* _Task description_: Output all lines exactly.

* _Record set_:

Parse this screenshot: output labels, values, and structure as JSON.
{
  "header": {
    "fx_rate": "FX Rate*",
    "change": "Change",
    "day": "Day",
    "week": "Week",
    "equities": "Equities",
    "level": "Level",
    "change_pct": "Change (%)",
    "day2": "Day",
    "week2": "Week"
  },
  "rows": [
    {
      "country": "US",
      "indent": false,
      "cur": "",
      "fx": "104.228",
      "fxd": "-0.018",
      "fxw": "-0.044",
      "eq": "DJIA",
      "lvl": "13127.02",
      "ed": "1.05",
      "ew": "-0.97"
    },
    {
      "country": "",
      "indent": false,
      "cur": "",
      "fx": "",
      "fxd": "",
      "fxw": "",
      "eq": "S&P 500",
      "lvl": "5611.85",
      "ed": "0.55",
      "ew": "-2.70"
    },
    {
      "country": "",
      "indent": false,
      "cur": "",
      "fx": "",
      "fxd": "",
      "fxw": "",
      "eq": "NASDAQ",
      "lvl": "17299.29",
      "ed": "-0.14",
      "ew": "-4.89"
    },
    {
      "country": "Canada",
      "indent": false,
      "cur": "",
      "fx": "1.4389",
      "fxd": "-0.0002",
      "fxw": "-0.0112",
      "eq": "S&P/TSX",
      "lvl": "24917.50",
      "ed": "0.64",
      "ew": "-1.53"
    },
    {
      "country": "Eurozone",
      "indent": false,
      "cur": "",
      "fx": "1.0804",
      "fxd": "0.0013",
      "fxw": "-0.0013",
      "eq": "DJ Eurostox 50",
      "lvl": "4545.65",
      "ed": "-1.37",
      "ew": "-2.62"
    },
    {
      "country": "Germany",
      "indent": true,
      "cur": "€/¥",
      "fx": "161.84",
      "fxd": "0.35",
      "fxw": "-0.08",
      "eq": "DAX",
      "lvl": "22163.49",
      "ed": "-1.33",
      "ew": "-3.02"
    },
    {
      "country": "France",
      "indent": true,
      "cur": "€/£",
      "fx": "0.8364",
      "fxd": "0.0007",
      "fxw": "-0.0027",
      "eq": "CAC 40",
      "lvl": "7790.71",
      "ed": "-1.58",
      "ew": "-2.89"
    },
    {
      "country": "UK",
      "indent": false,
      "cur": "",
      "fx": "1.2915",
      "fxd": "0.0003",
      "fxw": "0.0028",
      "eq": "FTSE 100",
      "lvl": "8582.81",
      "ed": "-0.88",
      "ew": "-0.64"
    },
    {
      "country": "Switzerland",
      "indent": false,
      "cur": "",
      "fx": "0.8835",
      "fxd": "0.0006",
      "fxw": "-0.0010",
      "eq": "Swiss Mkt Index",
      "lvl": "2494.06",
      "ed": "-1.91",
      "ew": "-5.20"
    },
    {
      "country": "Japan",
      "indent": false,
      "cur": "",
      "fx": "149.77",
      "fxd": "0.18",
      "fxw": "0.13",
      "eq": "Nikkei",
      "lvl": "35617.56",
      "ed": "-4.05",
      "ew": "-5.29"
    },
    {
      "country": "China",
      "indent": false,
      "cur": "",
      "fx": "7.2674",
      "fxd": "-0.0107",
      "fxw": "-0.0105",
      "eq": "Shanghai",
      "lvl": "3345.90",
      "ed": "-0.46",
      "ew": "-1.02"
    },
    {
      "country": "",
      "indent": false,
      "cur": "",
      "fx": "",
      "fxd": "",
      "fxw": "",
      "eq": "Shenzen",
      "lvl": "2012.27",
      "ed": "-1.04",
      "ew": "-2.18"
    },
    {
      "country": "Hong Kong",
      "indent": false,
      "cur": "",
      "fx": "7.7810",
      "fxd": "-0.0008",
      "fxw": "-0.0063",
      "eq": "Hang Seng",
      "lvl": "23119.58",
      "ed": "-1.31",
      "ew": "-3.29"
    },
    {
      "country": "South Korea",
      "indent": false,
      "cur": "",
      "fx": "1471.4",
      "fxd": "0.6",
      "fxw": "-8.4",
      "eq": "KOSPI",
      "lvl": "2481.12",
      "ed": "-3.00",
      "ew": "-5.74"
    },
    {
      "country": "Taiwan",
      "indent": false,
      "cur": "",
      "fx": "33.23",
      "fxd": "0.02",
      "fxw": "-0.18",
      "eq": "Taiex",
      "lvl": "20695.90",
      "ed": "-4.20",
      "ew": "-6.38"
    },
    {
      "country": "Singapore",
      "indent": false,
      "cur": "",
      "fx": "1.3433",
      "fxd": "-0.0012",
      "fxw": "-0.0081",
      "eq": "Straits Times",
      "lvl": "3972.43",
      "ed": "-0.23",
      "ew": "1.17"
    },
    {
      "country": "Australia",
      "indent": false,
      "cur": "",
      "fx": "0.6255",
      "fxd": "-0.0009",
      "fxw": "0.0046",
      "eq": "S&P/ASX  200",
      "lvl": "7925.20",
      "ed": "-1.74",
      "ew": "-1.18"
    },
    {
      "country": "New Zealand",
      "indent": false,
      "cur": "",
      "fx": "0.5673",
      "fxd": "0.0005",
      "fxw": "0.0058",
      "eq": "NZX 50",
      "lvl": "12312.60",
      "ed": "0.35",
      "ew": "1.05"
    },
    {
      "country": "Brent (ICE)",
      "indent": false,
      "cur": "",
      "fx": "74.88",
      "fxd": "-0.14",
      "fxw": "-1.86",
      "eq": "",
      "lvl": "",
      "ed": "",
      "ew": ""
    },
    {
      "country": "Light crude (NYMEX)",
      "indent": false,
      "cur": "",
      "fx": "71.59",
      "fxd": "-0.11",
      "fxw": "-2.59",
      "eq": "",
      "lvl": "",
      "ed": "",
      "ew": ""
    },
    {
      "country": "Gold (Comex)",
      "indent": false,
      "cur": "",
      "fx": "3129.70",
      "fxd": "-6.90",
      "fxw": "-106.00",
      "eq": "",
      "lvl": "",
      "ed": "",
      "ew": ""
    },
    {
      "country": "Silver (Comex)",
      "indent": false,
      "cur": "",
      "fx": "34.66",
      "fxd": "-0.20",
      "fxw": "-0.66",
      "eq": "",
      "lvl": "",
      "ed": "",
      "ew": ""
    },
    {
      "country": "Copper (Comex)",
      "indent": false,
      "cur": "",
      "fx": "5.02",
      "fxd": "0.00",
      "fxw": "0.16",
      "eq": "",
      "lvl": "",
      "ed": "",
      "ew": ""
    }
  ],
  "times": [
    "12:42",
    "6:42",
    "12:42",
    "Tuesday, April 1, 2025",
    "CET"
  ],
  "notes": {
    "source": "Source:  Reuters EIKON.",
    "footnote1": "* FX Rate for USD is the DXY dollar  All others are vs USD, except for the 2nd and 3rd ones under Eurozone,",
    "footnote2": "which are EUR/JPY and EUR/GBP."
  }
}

* _Right answer_:
Parse this screenshot: output labels, values, and structure as JSON.
{
  "header": {
    "fx_rate": "FX Rate*",
    "change": "Change",
    "day": "Day",
    "week": "Week",
    "equities": "Equities",
    "level": "Level",
    "change_pct": "Change (%)",
    "day2": "Day",
    "week2": "Week"
  },
  "rows": [
    {
      "country": "US",
      "indent": false,
      "cur": "",
      "fx": "104.228",
      "fxd": "-0.018",
      "fxw": "-0.044",
      "eq": "DJIA",
      "lvl": "13127.02",
      "ed": "1.05",
      "ew": "-0.97"
    },
    {
      "country": "",
      "indent": false,
      "cur": "",
      "fx": "",
      "fxd": "",
      "fxw": "",
      "eq": "S&P 500",
      "lvl": "5611.85",
      "ed": "0.55",
      "ew": "-2.70"
    },
    {
      "country": "",
      "indent": false,
      "cur": "",
      "fx": "",
      "fxd": "",
      "fxw": "",
      "eq": "NASDAQ",
      "lvl": "17299.29",
      "ed": "-0.14",
      "ew": "-4.89"
    },
    {
      "country": "Canada",
      "indent": false,
      "cur": "",
      "fx": "1.4389",
      "fxd": "-0.0002",
      "fxw": "-0.0112",
      "eq": "S&P/TSX",
      "lvl": "24917.50",
      "ed": "0.64",
      "ew": "-1.53"
    },
    {
      "country": "Eurozone",
      "indent": false,
      "cur": "",
      "fx": "1.0804",
      "fxd": "0.0013",
      "fxw": "-0.0013",
      "eq": "DJ Eurostox 50",
      "lvl": "4545.65",
      "ed": "-1.37",
      "ew": "-2.62"
    },
    {
      "country": "Germany",
      "indent": true,
      "cur": "€/¥",
      "fx": "161.84",
      "fxd": "0.35",
      "fxw": "-0.08",
      "eq": "DAX",
      "lvl": "22163.49",
      "ed": "-1.33",
      "ew": "-3.02"
    },
    {
      "country": "France",
      "indent": true,
      "cur": "€/£",
      "fx": "0.8364",
      "fxd": "0.0007",
      "fxw": "-0.0027",
      "eq": "CAC 40",
      "lvl": "7790.71",
      "ed": "-1.58",
      "ew": "-2.89"
    },
    {
      "country": "UK",
      "indent": false,
      "cur": "",
      "fx": "1.2915",
      "fxd": "0.0003",
      "fxw": "0.0028",
      "eq": "FTSE 100",
      "lvl": "8582.81",
      "ed": "-0.88",
      "ew": "-0.64"
    },
    {
      "country": "Switzerland",
      "indent": false,
      "cur": "",
      "fx": "0.8835",
      "fxd": "0.0006",
      "fxw": "-0.0010",
      "eq": "Swiss Mkt Index",
      "lvl": "2494.06",
      "ed": "-1.91",
      "ew": "-5.20"
    },
    {
      "country": "Japan",
      "indent": false,
      "cur": "",
      "fx": "149.77",
      "fxd": "0.18",
      "fxw": "0.13",
      "eq": "Nikkei",
      "lvl": "35617.56",
      "ed": "-4.05",
      "ew": "-5.29"
    },
    {
      "country": "China",
      "indent": false,
      "cur": "",
      "fx": "7.2674",
      "fxd": "-0.0107",
      "fxw": "-0.0105",
      "eq": "Shanghai",
      "lvl": "3345.90",
      "ed": "-0.46",
      "ew": "-1.02"
    },
    {
      "country": "",
      "indent": false,
      "cur": "",
      "fx": "",
      "fxd": "",
      "fxw": "",
      "eq": "Shenzen",
      "lvl": "2012.27",
      "ed": "-1.04",
      "ew": "-2.18"
    },
    {
      "country": "Hong Kong",
      "indent": false,
      "cur": "",
      "fx": "7.7810",
      "fxd": "-0.0008",
      "fxw": "-0.0063",
      "eq": "Hang Seng",
      "lvl": "23119.58",
      "ed": "-1.31",
      "ew": "-3.29"
    },
    {
      "country": "South Korea",
      "indent": false,
      "cur": "",
      "fx": "1471.4",
      "fxd": "0.6",
      "fxw": "-8.4",
      "eq": "KOSPI",
      "lvl": "2481.12",
      "ed": "-3.00",
      "ew": "-5.74"
    },
    {
      "country": "Taiwan",
      "indent": false,
      "cur": "",
      "fx": "33.23",
      "fxd": "0.02",
      "fxw": "-0.18",
      "eq": "Taiex",
      "lvl": "20695.90",
      "ed": "-4.20",
      "ew": "-6.38"
    },
    {
      "country": "Singapore",
      "indent": false,
      "cur": "",
      "fx": "1.3433",
      "fxd": "-0.0012",
      "fxw": "-0.0081",
      "eq": "Straits Times",
      "lvl": "3972.43",
      "ed": "-0.23",
      "ew": "1.17"
    },
    {
      "country": "Australia",
      "indent": false,
      "cur": "",
      "fx": "0.6255",
      "fxd": "-0.0009",
      "fxw": "0.0046",
      "eq": "S&P/ASX  200",
      "lvl": "7925.20",
      "ed": "-1.74",
      "ew": "-1.18"
    },
    {
      "country": "New Zealand",
      "indent": false,
      "cur": "",
      "fx": "0.5673",
      "fxd": "0.0005",
      "fxw": "0.0058",
      "eq": "NZX 50",
      "lvl": "12312.60",
      "ed": "0.35",
      "ew": "1.05"
    },
    {
      "country": "Brent (ICE)",
      "indent": false,
      "cur": "",
      "fx": "74.88",
      "fxd": "-0.14",
      "fxw": "-1.86",
      "eq": "",
      "lvl": "",
      "ed": "",
      "ew": ""
    },
    {
      "country": "Light crude (NYMEX)",
      "indent": false,
      "cur": "",
      "fx": "71.59",
      "fxd": "-0.11",
      "fxw": "-2.59",
      "eq": "",
      "lvl": "",
      "ed": "",
      "ew": ""
    },
    {
      "country": "Gold (Comex)",
      "indent": false,
      "cur": "",
      "fx": "3129.70",
      "fxd": "-6.90",
      "fxw": "-106.00",
      "eq": "",
      "lvl": "",
      "ed": "",
      "ew": ""
    },
    {
      "country": "Silver (Comex)",
      "indent": false,
      "cur": "",
      "fx": "34.66",
      "fxd": "-0.20",
      "fxw": "-0.66",
      "eq": "",
      "lvl": "",
      "ed": "",
      "ew": ""
    },
    {
      "country": "Copper (Comex)",
      "indent": false,
      "cur": "",
      "fx": "5.02",
      "fxd": "0.00",
      "fxw": "0.16",
      "eq": "",
      "lvl": "",
      "ed": "",
      "ew": ""
    }
  ],
  "times": [
    "12:42",
    "6:42",
    "12:42",
    "Tuesday, April 1, 2025",
    "CET"
  ],
  "notes": {
    "source": "Source:  Reuters EIKON.",
    "footnote1": "* FX Rate for USD is the DXY dollar  All others are vs USD, except for the 2nd and 3rd ones under Eurozone,",
    "footnote2": "which are EUR/JPY and EUR/GBP."
  }
}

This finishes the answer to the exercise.